%%
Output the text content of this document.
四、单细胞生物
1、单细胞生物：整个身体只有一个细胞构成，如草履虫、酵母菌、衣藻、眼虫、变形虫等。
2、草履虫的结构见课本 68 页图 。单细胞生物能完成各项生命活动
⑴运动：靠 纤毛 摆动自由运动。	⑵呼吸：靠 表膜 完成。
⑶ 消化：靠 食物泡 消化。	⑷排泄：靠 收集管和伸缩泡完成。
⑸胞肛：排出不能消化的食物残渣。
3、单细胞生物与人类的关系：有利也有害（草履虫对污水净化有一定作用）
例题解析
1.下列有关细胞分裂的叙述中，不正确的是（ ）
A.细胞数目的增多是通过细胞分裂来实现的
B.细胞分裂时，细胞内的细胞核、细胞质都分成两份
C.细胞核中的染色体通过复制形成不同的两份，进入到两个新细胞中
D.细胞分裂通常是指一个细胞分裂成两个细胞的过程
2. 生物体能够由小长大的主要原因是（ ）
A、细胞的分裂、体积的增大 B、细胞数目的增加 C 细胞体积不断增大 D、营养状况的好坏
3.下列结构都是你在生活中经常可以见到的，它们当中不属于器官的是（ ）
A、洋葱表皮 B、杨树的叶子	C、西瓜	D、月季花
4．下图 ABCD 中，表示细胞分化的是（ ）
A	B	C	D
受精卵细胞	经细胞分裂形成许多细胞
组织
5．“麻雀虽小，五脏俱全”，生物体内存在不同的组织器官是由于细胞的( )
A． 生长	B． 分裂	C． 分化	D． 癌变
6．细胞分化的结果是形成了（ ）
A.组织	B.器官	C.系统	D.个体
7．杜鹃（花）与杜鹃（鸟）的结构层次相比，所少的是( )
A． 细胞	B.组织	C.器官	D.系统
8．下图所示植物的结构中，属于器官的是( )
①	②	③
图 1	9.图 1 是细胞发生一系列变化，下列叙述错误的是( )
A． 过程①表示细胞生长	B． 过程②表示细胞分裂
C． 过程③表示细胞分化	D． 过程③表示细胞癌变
%%
Write the whole listing out again. Keep every line exactly as it is.

Output the text content of this document.
四、单细胞生物
1、单细胞生物：整个身体只有一个细胞构成，如草履虫、酵母菌、衣藻、眼虫、变形虫等。
2、草履虫的结构见课本 68 页图 。单细胞生物能完成各项生命活动
⑴运动：靠 纤毛 摆动自由运动。	⑵呼吸：靠 表膜 完成。
⑶ 消化：靠 食物泡 消化。	⑷排泄：靠 收集管和伸缩泡完成。
⑸胞肛：排出不能消化的食物残渣。
3、单细胞生物与人类的关系：有利也有害（草履虫对污水净化有一定作用）
例题解析
1.下列有关细胞分裂的叙述中，不正确的是（ ）
A.细胞数目的增多是通过细胞分裂来实现的
B.细胞分裂时，细胞内的细胞核、细胞质都分成两份
C.细胞核中的染色体通过复制形成不同的两份，进入到两个新细胞中
D.细胞分裂通常是指一个细胞分裂成两个细胞的过程
2. 生物体能够由小长大的主要原因是（ ）
A、细胞的分裂、体积的增大 B、细胞数目的增加 C 细胞体积不断增大 D、营养状况的好坏
3.下列结构都是你在生活中经常可以见到的，它们当中不属于器官的是（ ）
A、洋葱表皮 B、杨树的叶子	C、西瓜	D、月季花
4．下图 ABCD 中，表示细胞分化的是（ ）
A	B	C	D
受精卵细胞	经细胞分裂形成许多细胞
组织
5．“麻雀虽小，五脏俱全”，生物体内存在不同的组织器官是由于细胞的( )
A． 生长	B． 分裂	C． 分化	D． 癌变
6．细胞分化的结果是形成了（ ）
A.组织	B.器官	C.系统	D.个体
7．杜鹃（花）与杜鹃（鸟）的结构层次相比，所少的是( )
A． 细胞	B.组织	C.器官	D.系统
8．下图所示植物的结构中，属于器官的是( )
①	②	③
图 1	9.图 1 是细胞发生一系列变化，下列叙述错误的是( )
A． 过程①表示细胞生长	B． 过程②表示细胞分裂
C． 过程③表示细胞分化	D． 过程③表示细胞癌变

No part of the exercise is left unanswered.